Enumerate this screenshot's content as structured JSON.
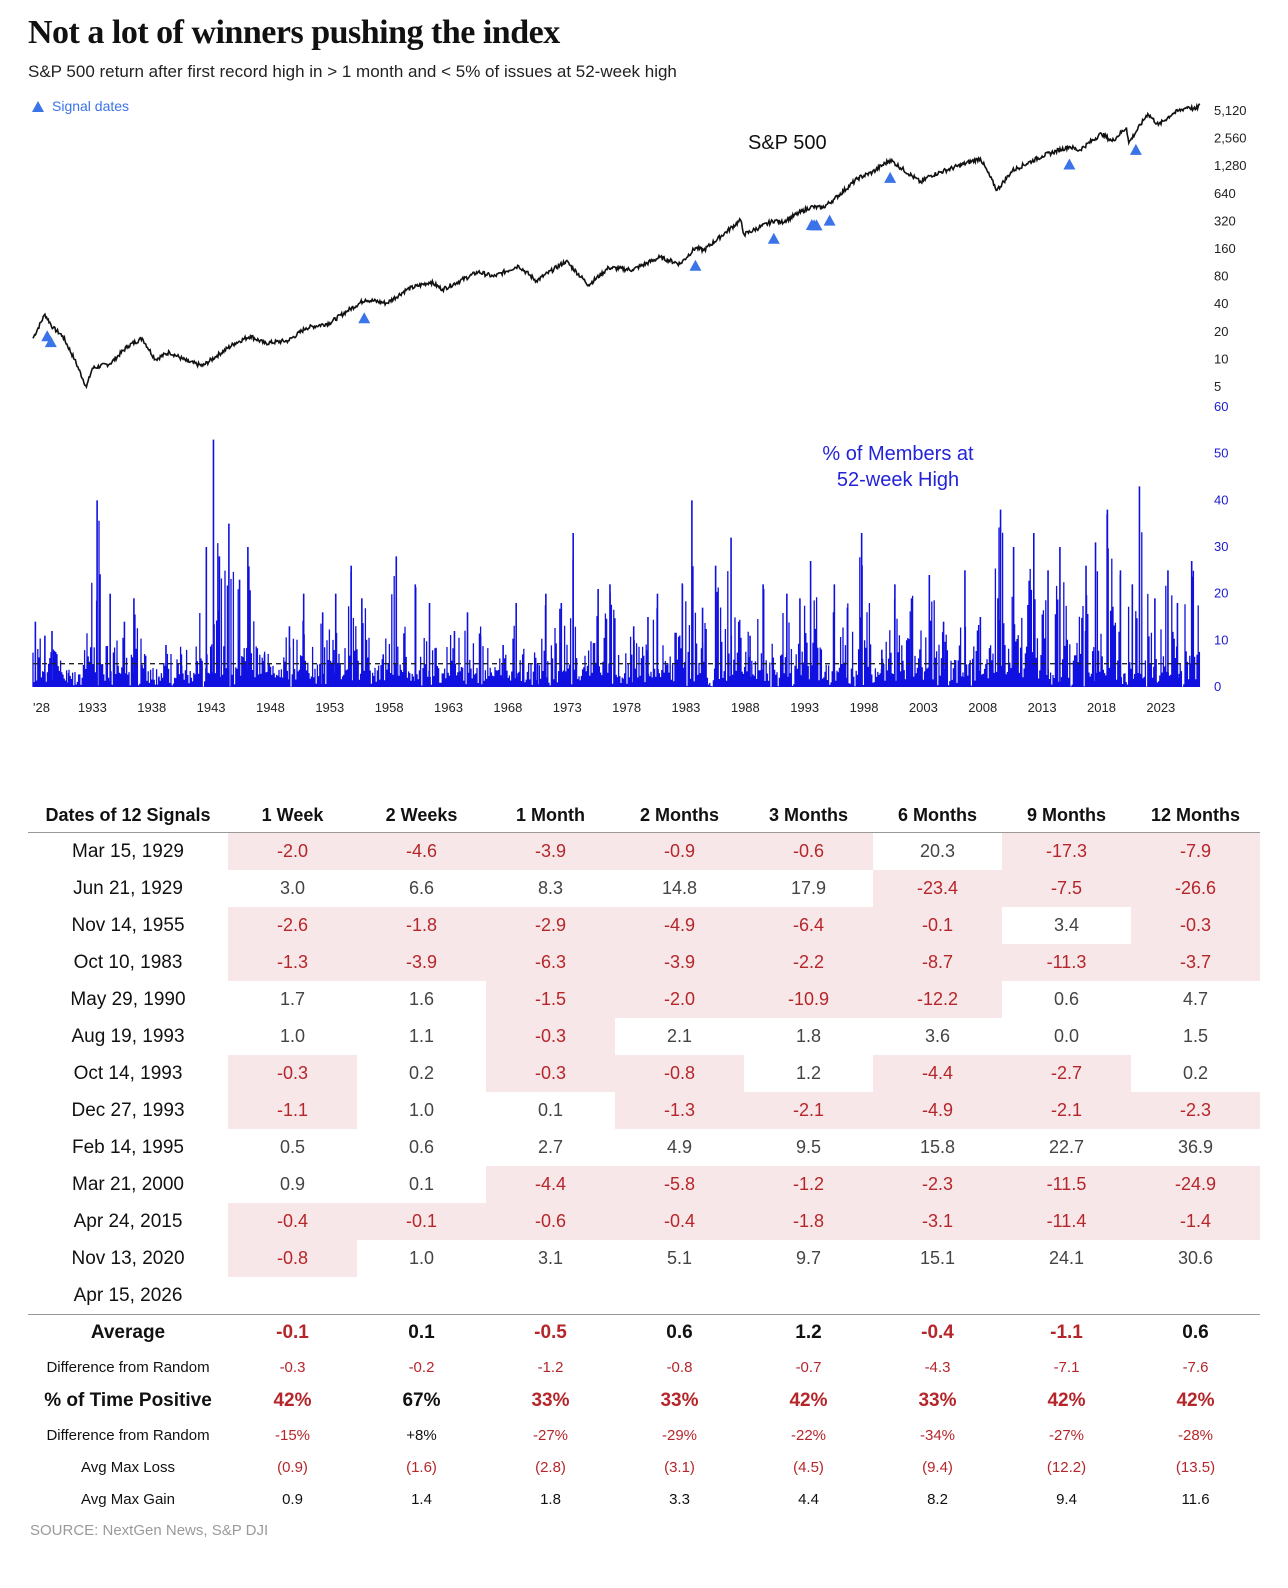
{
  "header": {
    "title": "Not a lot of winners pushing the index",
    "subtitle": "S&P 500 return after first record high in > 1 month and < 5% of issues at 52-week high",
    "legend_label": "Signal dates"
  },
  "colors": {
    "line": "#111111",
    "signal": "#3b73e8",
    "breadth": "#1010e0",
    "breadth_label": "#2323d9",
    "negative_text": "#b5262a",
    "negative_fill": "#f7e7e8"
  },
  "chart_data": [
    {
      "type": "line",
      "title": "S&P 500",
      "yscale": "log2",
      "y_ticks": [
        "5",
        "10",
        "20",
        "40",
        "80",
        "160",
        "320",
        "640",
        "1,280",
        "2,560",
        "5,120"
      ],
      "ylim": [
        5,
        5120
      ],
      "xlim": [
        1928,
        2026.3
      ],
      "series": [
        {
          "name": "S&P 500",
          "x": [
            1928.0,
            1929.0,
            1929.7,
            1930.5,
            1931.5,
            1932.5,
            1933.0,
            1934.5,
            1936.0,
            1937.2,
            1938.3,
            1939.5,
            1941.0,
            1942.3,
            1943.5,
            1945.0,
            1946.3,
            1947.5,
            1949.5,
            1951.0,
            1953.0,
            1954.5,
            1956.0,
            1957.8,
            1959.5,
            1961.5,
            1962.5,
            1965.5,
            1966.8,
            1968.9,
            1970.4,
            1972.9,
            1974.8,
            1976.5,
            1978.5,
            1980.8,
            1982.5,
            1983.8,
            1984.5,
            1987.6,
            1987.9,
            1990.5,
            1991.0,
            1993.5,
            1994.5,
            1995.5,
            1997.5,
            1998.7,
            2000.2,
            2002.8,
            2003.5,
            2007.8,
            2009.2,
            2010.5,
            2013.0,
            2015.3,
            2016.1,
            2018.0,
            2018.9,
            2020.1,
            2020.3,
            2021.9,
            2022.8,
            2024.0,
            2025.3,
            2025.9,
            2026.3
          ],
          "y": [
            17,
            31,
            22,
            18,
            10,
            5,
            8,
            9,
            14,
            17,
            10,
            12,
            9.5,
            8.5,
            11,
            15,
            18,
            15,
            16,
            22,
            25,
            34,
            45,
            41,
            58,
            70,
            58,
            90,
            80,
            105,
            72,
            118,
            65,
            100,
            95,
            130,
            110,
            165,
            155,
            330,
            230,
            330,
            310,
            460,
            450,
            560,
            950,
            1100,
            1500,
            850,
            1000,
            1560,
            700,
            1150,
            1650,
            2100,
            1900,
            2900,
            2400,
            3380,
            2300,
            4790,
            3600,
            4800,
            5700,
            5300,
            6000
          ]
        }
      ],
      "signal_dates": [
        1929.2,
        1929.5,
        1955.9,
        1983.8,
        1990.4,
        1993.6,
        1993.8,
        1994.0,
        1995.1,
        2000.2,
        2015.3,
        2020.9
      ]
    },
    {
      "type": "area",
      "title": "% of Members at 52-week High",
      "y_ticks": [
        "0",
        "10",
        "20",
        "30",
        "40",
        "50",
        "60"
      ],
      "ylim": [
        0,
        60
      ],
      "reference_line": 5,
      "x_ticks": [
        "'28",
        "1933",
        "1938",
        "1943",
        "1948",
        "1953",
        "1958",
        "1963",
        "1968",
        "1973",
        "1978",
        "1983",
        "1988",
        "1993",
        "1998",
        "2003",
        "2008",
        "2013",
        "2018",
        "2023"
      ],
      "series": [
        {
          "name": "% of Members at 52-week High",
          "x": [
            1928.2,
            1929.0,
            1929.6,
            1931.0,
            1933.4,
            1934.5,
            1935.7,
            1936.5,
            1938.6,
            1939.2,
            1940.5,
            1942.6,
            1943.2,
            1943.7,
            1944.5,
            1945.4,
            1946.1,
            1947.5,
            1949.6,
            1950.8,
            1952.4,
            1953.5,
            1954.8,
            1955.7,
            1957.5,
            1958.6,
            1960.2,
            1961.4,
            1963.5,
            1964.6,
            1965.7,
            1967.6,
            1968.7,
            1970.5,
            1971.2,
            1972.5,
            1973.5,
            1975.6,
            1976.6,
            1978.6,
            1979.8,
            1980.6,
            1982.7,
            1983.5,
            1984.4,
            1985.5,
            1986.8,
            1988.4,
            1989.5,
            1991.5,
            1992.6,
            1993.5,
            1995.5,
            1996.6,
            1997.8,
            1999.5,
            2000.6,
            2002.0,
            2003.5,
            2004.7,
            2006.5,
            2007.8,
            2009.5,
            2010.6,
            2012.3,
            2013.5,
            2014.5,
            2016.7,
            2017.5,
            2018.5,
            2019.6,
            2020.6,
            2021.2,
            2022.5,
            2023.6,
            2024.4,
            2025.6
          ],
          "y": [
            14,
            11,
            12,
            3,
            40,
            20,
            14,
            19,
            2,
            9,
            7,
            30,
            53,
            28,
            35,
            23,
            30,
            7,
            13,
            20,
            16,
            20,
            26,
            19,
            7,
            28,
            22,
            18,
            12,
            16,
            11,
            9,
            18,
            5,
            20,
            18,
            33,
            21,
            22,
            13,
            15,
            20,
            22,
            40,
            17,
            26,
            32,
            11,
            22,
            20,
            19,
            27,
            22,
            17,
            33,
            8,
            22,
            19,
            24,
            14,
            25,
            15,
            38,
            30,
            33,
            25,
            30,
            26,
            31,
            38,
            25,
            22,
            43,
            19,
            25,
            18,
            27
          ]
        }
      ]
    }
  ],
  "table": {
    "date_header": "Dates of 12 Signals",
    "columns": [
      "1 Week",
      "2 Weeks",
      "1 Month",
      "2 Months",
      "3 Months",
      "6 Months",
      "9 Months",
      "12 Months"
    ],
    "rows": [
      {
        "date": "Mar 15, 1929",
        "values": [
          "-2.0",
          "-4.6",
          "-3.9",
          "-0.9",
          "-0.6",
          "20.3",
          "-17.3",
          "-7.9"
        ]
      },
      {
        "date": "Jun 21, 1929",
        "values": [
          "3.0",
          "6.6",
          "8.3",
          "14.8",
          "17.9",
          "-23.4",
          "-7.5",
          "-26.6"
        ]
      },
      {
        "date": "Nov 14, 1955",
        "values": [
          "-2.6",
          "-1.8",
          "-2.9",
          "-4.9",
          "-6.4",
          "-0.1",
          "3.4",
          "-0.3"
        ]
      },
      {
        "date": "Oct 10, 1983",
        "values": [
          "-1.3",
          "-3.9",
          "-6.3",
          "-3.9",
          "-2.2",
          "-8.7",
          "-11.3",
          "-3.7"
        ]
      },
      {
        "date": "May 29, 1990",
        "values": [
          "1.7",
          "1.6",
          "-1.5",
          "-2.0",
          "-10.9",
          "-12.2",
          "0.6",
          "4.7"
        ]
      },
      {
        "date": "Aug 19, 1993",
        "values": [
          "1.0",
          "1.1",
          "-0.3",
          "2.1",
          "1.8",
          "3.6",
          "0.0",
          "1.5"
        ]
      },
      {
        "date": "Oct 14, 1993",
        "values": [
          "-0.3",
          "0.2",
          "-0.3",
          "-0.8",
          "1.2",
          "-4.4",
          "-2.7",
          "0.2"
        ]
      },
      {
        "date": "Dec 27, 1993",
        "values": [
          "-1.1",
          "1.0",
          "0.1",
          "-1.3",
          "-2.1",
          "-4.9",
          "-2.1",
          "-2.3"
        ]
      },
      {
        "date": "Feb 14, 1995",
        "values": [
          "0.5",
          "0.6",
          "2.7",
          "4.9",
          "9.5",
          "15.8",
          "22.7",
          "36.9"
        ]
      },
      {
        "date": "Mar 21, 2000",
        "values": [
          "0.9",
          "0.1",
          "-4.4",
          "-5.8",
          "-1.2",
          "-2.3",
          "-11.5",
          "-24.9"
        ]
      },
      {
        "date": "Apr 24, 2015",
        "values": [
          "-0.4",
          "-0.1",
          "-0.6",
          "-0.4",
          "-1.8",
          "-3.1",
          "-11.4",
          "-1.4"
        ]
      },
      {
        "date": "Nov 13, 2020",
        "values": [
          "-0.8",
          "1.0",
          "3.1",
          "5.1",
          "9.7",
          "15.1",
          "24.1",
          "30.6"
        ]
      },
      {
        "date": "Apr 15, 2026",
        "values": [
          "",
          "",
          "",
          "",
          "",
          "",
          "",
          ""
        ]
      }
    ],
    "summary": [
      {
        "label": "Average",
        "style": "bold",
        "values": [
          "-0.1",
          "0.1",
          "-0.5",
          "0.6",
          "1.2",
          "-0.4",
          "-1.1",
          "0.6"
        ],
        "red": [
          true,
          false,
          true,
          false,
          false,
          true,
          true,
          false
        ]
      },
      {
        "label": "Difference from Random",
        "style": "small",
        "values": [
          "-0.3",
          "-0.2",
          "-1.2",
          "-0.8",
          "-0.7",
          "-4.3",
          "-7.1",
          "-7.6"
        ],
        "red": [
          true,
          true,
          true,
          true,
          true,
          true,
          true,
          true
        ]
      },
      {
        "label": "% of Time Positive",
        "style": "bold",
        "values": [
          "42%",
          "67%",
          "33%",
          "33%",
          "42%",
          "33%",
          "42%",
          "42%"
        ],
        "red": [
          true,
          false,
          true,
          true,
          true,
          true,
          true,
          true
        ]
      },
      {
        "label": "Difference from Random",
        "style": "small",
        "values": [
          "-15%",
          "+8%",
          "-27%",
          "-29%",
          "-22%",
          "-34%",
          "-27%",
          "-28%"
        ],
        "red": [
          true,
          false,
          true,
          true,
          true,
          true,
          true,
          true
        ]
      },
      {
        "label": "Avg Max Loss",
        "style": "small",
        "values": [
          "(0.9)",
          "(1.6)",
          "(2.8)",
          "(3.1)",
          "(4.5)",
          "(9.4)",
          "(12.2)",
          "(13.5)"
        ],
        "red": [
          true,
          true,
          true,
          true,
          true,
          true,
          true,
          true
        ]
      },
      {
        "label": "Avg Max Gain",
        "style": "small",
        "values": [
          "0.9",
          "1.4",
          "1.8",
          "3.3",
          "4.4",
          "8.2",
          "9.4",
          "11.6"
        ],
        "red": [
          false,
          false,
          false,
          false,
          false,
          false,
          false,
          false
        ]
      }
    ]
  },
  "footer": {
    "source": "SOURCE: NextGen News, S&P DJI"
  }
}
__________
# Given instruction:
Determine how many lines of this listing contain "Months", and give only the number.

# Written answer:
5